▸ **Task directions**
Find each line of the material that contains the string "page", matching case exactly, and copy those lines out in full.

▸ **Information supplied**
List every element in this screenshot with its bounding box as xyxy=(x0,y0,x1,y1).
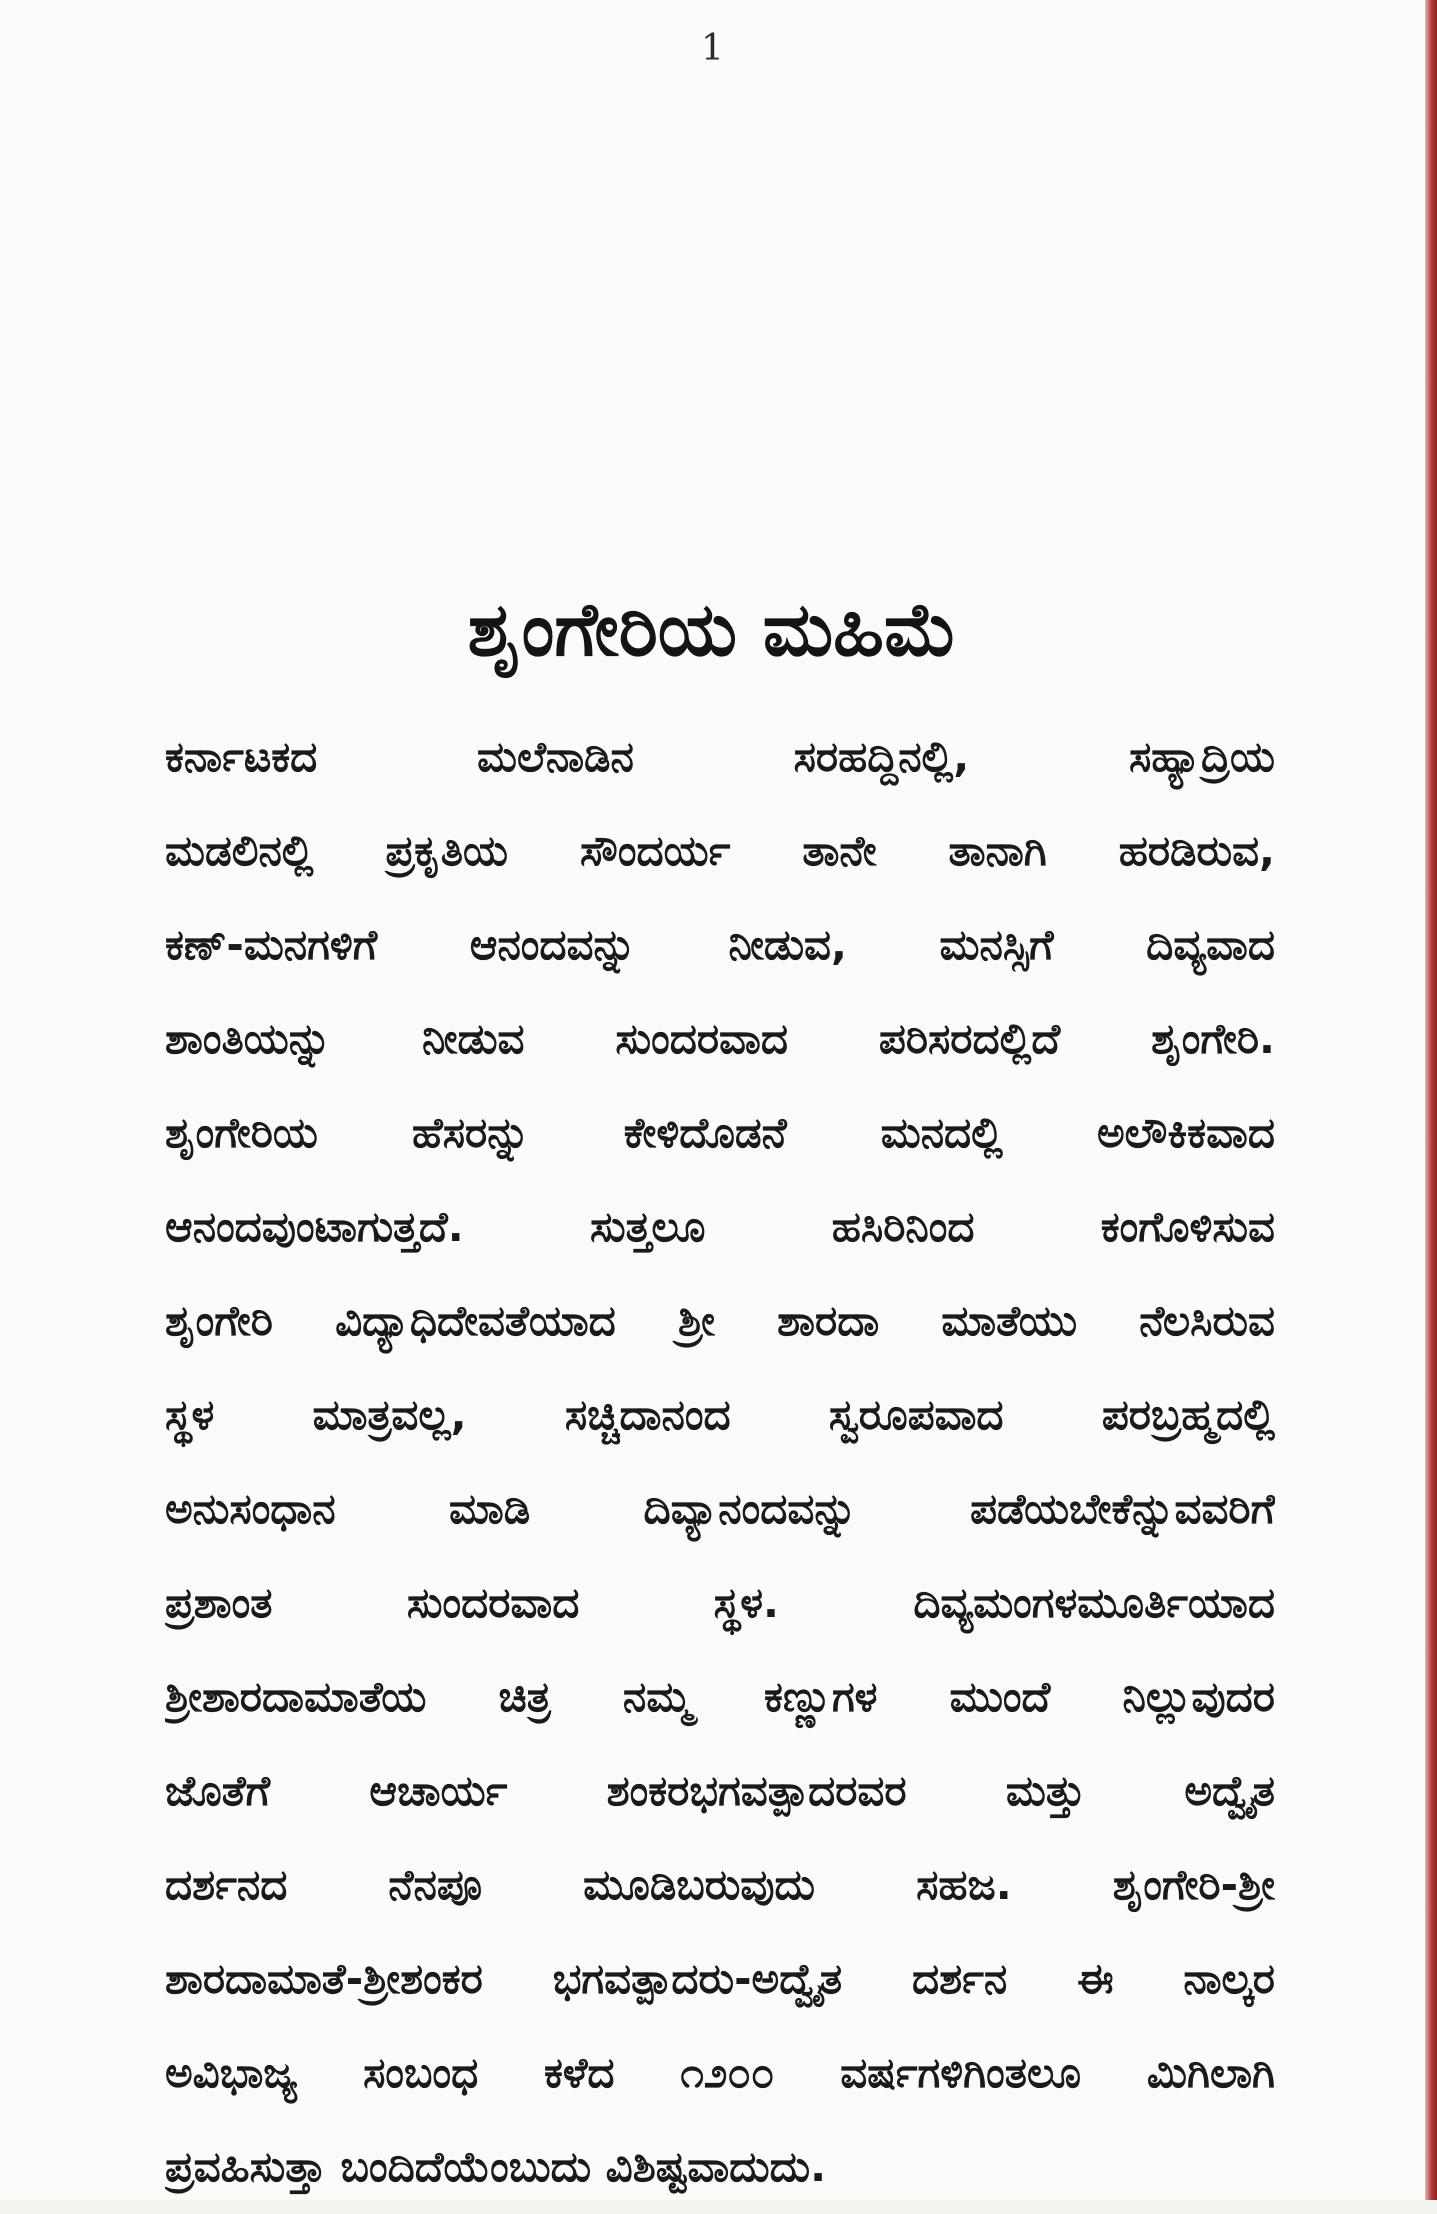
paragraph-line: ಸ್ಥಳ ಮಾತ್ರವಲ್ಲ, ಸಚ್ಚಿದಾನಂದ ಸ್ವರೂಪವಾದ ಪರಬ್ರಹ್ಮದಲ್ಲಿ xyxy=(165,1390,1275,1439)
paragraph-line: ಪ್ರಶಾಂತ ಸುಂದರವಾದ ಸ್ಥಳ. ದಿವ್ಯಮಂಗಳಮೂರ್ತಿಯಾದ xyxy=(165,1578,1275,1627)
paragraph-line: ಕರ್ನಾಟಕದ ಮಲೆನಾಡಿನ ಸರಹದ್ದಿನಲ್ಲಿ, ಸಹ್ಯಾದ್ರಿಯ xyxy=(165,732,1275,781)
paragraph-line: ಮಡಲಿನಲ್ಲಿ ಪ್ರಕೃತಿಯ ಸೌಂದರ್ಯ ತಾನೇ ತಾನಾಗಿ ಹರಡಿರುವ, xyxy=(165,826,1275,875)
paragraph-line: ಶೃಂಗೇರಿಯ ಹೆಸರನ್ನು ಕೇಳಿದೊಡನೆ ಮನದಲ್ಲಿ ಅಲೌಕಿಕವಾದ xyxy=(165,1108,1275,1157)
paragraph-line: ಜೊತೆಗೆ ಆಚಾರ್ಯ ಶಂಕರಭಗವತ್ಪಾದರವರ ಮತ್ತು ಅದ್ವೈತ xyxy=(165,1766,1275,1815)
paragraph-line: ಶಾಂತಿಯನ್ನು ನೀಡುವ ಸುಂದರವಾದ ಪರಿಸರದಲ್ಲಿದೆ ಶೃಂಗೇರಿ. xyxy=(165,1014,1275,1063)
paragraph-line: ಶಾರದಾಮಾತೆ-ಶ್ರೀಶಂಕರ ಭಗವತ್ಪಾದರು-ಅದ್ವೈತ ದರ್ಶನ ಈ ನಾಲ್ಕರ xyxy=(165,1954,1275,2003)
page-number: 1 xyxy=(701,28,724,69)
paragraph-line: ದರ್ಶನದ ನೆನಪೂ ಮೂಡಿಬರುವುದು ಸಹಜ. ಶೃಂಗೇರಿ-ಶ್ರೀ xyxy=(165,1860,1275,1909)
page-title: ಶೃಂಗೇರಿಯ ಮಹಿಮೆ xyxy=(467,587,958,673)
paragraph-line: ಶೃಂಗೇರಿ ವಿದ್ಯಾಧಿದೇವತೆಯಾದ ಶ್ರೀ ಶಾರದಾ ಮಾತೆಯು ನೆಲಸಿರುವ xyxy=(165,1296,1275,1345)
paragraph-line: ಅನುಸಂಧಾನ ಮಾಡಿ ದಿವ್ಯಾನಂದವನ್ನು ಪಡೆಯಬೇಕೆನ್ನುವವರಿಗೆ xyxy=(165,1484,1275,1533)
body-paragraph xyxy=(165,710,1275,2214)
paragraph-line: ಕಣ್-ಮನಗಳಿಗೆ ಆನಂದವನ್ನು ನೀಡುವ, ಮನಸ್ಸಿಗೆ ದಿವ್ಯವಾದ xyxy=(165,920,1275,969)
paragraph-line: ಆನಂದವುಂಟಾಗುತ್ತದೆ. ಸುತ್ತಲೂ ಹಸಿರಿನಿಂದ ಕಂಗೊಳಿಸುವ xyxy=(165,1202,1275,1251)
paragraph-line: ಅವಿಭಾಜ್ಯ ಸಂಬಂಧ ಕಳೆದ ೧೨೦೦ ವರ್ಷಗಳಿಗಿಂತಲೂ ಮಿಗಿಲಾಗಿ xyxy=(165,2048,1275,2097)
book-edge xyxy=(1425,0,1437,2200)
paragraph-line: ಶ್ರೀಶಾರದಾಮಾತೆಯ ಚಿತ್ರ ನಮ್ಮ ಕಣ್ಣುಗಳ ಮುಂದೆ ನಿಲ್ಲುವುದರ xyxy=(165,1672,1275,1721)
paragraph-line-last: ಪ್ರವಹಿಸುತ್ತಾ ಬಂದಿದೆಯೆಂಬುದು ವಿಶಿಷ್ಟವಾದುದು. xyxy=(165,2142,827,2191)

▸ **Expected answer**
page-number: 1 xyxy=(701,28,724,69)
page-title: ಶೃಂಗೇರಿಯ ಮಹಿಮೆ xyxy=(467,587,958,673)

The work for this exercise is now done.